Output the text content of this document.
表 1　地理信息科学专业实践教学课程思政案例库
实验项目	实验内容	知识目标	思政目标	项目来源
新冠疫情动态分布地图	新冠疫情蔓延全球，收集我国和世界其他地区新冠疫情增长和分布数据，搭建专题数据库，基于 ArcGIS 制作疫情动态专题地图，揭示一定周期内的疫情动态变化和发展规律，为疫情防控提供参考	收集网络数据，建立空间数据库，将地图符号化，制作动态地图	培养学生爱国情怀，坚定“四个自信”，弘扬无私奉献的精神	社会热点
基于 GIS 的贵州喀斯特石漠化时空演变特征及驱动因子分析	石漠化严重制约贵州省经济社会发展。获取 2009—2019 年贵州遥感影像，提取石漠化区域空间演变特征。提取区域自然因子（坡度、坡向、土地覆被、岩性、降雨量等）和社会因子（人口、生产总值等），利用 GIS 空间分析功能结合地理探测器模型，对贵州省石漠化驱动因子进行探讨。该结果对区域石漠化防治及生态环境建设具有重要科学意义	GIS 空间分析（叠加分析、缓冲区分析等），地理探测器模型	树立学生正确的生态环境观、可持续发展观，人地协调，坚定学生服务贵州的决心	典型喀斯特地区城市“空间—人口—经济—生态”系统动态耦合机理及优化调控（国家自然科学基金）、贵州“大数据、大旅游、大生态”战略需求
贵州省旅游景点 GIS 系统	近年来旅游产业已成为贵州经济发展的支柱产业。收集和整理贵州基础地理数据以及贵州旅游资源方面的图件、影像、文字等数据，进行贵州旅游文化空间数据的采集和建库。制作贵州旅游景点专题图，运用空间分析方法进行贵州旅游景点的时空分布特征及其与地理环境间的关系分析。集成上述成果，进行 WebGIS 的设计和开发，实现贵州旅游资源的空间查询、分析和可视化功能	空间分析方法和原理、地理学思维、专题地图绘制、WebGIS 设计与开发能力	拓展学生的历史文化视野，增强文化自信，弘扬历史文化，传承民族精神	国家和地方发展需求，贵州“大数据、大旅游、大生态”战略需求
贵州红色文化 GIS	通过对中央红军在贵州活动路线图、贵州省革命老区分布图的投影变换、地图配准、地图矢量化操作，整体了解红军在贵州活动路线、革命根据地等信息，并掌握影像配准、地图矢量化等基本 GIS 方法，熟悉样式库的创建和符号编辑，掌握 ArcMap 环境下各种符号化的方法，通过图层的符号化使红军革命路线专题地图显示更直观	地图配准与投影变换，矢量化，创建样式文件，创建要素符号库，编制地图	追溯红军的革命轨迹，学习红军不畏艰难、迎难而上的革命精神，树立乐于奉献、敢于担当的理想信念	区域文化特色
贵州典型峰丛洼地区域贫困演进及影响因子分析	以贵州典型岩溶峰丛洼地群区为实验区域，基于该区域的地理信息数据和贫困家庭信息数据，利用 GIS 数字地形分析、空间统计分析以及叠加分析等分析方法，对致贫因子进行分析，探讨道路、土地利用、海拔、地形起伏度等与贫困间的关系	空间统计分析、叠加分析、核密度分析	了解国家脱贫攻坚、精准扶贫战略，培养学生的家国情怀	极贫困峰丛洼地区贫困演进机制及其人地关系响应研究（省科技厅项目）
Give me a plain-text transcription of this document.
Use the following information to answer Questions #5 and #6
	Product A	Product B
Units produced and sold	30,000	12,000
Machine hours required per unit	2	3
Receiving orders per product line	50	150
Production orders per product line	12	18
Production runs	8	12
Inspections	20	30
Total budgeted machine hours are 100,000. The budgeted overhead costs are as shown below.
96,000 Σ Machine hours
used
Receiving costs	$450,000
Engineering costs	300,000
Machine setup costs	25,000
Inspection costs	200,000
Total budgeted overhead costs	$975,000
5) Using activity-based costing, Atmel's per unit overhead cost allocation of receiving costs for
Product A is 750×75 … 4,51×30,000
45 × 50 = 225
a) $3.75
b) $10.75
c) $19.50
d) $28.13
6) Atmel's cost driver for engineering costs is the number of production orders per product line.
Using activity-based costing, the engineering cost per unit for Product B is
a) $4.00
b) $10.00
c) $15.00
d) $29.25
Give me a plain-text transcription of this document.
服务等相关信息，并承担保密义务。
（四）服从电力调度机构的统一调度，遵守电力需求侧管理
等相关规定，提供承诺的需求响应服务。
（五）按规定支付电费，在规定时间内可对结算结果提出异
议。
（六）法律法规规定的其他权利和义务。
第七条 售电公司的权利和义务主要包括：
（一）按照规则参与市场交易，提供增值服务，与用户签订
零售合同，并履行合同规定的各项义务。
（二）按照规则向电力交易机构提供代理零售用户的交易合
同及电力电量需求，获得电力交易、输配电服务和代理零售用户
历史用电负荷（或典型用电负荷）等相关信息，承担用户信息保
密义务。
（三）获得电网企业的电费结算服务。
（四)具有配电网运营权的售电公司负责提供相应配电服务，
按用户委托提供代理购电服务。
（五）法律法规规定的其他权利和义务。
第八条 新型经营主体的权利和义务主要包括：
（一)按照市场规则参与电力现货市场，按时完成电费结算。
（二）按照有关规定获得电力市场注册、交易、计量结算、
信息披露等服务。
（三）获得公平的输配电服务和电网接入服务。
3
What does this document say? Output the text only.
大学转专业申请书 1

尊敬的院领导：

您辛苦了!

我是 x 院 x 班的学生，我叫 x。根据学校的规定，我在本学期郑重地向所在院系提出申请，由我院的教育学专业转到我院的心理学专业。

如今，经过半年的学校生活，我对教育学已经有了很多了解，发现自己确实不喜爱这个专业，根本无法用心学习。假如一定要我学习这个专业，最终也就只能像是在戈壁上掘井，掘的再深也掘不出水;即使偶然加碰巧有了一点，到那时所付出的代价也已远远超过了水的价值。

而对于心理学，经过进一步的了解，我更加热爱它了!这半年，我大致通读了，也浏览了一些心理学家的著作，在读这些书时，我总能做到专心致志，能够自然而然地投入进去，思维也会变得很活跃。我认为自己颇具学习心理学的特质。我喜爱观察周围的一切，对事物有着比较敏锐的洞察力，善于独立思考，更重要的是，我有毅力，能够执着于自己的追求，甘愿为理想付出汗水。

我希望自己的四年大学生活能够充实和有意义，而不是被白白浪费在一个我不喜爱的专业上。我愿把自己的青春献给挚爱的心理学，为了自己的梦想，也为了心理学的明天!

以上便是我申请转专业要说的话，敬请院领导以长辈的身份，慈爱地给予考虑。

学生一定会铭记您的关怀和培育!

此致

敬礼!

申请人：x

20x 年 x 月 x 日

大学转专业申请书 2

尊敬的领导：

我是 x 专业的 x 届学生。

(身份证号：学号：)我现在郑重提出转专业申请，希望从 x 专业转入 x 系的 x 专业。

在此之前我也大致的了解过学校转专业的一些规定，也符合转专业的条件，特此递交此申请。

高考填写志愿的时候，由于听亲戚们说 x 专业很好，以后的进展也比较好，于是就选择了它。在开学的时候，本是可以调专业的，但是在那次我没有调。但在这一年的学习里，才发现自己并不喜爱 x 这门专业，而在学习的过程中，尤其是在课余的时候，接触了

WHAT IS REQUIRED —
Extract all of the data shown above and repeat it verbatim.

CORRECT RESULT —
Output the text content of this document.
表 1　地理信息科学专业实践教学课程思政案例库
实验项目	实验内容	知识目标	思政目标	项目来源
新冠疫情动态分布地图	新冠疫情蔓延全球，收集我国和世界其他地区新冠疫情增长和分布数据，搭建专题数据库，基于 ArcGIS 制作疫情动态专题地图，揭示一定周期内的疫情动态变化和发展规律，为疫情防控提供参考	收集网络数据，建立空间数据库，将地图符号化，制作动态地图	培养学生爱国情怀，坚定“四个自信”，弘扬无私奉献的精神	社会热点
基于 GIS 的贵州喀斯特石漠化时空演变特征及驱动因子分析	石漠化严重制约贵州省经济社会发展。获取 2009—2019 年贵州遥感影像，提取石漠化区域空间演变特征。提取区域自然因子（坡度、坡向、土地覆被、岩性、降雨量等）和社会因子（人口、生产总值等），利用 GIS 空间分析功能结合地理探测器模型，对贵州省石漠化驱动因子进行探讨。该结果对区域石漠化防治及生态环境建设具有重要科学意义	GIS 空间分析（叠加分析、缓冲区分析等），地理探测器模型	树立学生正确的生态环境观、可持续发展观，人地协调，坚定学生服务贵州的决心	典型喀斯特地区城市“空间—人口—经济—生态”系统动态耦合机理及优化调控（国家自然科学基金）、贵州“大数据、大旅游、大生态”战略需求
贵州省旅游景点 GIS 系统	近年来旅游产业已成为贵州经济发展的支柱产业。收集和整理贵州基础地理数据以及贵州旅游资源方面的图件、影像、文字等数据，进行贵州旅游文化空间数据的采集和建库。制作贵州旅游景点专题图，运用空间分析方法进行贵州旅游景点的时空分布特征及其与地理环境间的关系分析。集成上述成果，进行 WebGIS 的设计和开发，实现贵州旅游资源的空间查询、分析和可视化功能	空间分析方法和原理、地理学思维、专题地图绘制、WebGIS 设计与开发能力	拓展学生的历史文化视野，增强文化自信，弘扬历史文化，传承民族精神	国家和地方发展需求，贵州“大数据、大旅游、大生态”战略需求
贵州红色文化 GIS	通过对中央红军在贵州活动路线图、贵州省革命老区分布图的投影变换、地图配准、地图矢量化操作，整体了解红军在贵州活动路线、革命根据地等信息，并掌握影像配准、地图矢量化等基本 GIS 方法，熟悉样式库的创建和符号编辑，掌握 ArcMap 环境下各种符号化的方法，通过图层的符号化使红军革命路线专题地图显示更直观	地图配准与投影变换，矢量化，创建样式文件，创建要素符号库，编制地图	追溯红军的革命轨迹，学习红军不畏艰难、迎难而上的革命精神，树立乐于奉献、敢于担当的理想信念	区域文化特色
贵州典型峰丛洼地区域贫困演进及影响因子分析	以贵州典型岩溶峰丛洼地群区为实验区域，基于该区域的地理信息数据和贫困家庭信息数据，利用 GIS 数字地形分析、空间统计分析以及叠加分析等分析方法，对致贫因子进行分析，探讨道路、土地利用、海拔、地形起伏度等与贫困间的关系	空间统计分析、叠加分析、核密度分析	了解国家脱贫攻坚、精准扶贫战略，培养学生的家国情怀	极贫困峰丛洼地区贫困演进机制及其人地关系响应研究（省科技厅项目）
Give me a plain-text transcription of this document.
Use the following information to answer Questions #5 and #6
	Product A	Product B
Units produced and sold	30,000	12,000
Machine hours required per unit	2	3
Receiving orders per product line	50	150
Production orders per product line	12	18
Production runs	8	12
Inspections	20	30
Total budgeted machine hours are 100,000. The budgeted overhead costs are as shown below.
96,000 Σ Machine hours
used
Receiving costs	$450,000
Engineering costs	300,000
Machine setup costs	25,000
Inspection costs	200,000
Total budgeted overhead costs	$975,000
5) Using activity-based costing, Atmel's per unit overhead cost allocation of receiving costs for
Product A is 750×75 … 4,51×30,000
45 × 50 = 225
a) $3.75
b) $10.75
c) $19.50
d) $28.13
6) Atmel's cost driver for engineering costs is the number of production orders per product line.
Using activity-based costing, the engineering cost per unit for Product B is
a) $4.00
b) $10.00
c) $15.00
d) $29.25
Give me a plain-text transcription of this document.
服务等相关信息，并承担保密义务。
（四）服从电力调度机构的统一调度，遵守电力需求侧管理
等相关规定，提供承诺的需求响应服务。
（五）按规定支付电费，在规定时间内可对结算结果提出异
议。
（六）法律法规规定的其他权利和义务。
第七条 售电公司的权利和义务主要包括：
（一）按照规则参与市场交易，提供增值服务，与用户签订
零售合同，并履行合同规定的各项义务。
（二）按照规则向电力交易机构提供代理零售用户的交易合
同及电力电量需求，获得电力交易、输配电服务和代理零售用户
历史用电负荷（或典型用电负荷）等相关信息，承担用户信息保
密义务。
（三）获得电网企业的电费结算服务。
（四)具有配电网运营权的售电公司负责提供相应配电服务，
按用户委托提供代理购电服务。
（五）法律法规规定的其他权利和义务。
第八条 新型经营主体的权利和义务主要包括：
（一)按照市场规则参与电力现货市场，按时完成电费结算。
（二）按照有关规定获得电力市场注册、交易、计量结算、
信息披露等服务。
（三）获得公平的输配电服务和电网接入服务。
3
What does this document say? Output the text only.
大学转专业申请书 1

尊敬的院领导：

您辛苦了!

我是 x 院 x 班的学生，我叫 x。根据学校的规定，我在本学期郑重地向所在院系提出申请，由我院的教育学专业转到我院的心理学专业。

如今，经过半年的学校生活，我对教育学已经有了很多了解，发现自己确实不喜爱这个专业，根本无法用心学习。假如一定要我学习这个专业，最终也就只能像是在戈壁上掘井，掘的再深也掘不出水;即使偶然加碰巧有了一点，到那时所付出的代价也已远远超过了水的价值。

而对于心理学，经过进一步的了解，我更加热爱它了!这半年，我大致通读了，也浏览了一些心理学家的著作，在读这些书时，我总能做到专心致志，能够自然而然地投入进去，思维也会变得很活跃。我认为自己颇具学习心理学的特质。我喜爱观察周围的一切，对事物有着比较敏锐的洞察力，善于独立思考，更重要的是，我有毅力，能够执着于自己的追求，甘愿为理想付出汗水。

我希望自己的四年大学生活能够充实和有意义，而不是被白白浪费在一个我不喜爱的专业上。我愿把自己的青春献给挚爱的心理学，为了自己的梦想，也为了心理学的明天!

以上便是我申请转专业要说的话，敬请院领导以长辈的身份，慈爱地给予考虑。

学生一定会铭记您的关怀和培育!

此致

敬礼!

申请人：x

20x 年 x 月 x 日

大学转专业申请书 2

尊敬的领导：

我是 x 专业的 x 届学生。

(身份证号：学号：)我现在郑重提出转专业申请，希望从 x 专业转入 x 系的 x 专业。

在此之前我也大致的了解过学校转专业的一些规定，也符合转专业的条件，特此递交此申请。

高考填写志愿的时候，由于听亲戚们说 x 专业很好，以后的进展也比较好，于是就选择了它。在开学的时候，本是可以调专业的，但是在那次我没有调。但在这一年的学习里，才发现自己并不喜爱 x 这门专业，而在学习的过程中，尤其是在课余的时候，接触了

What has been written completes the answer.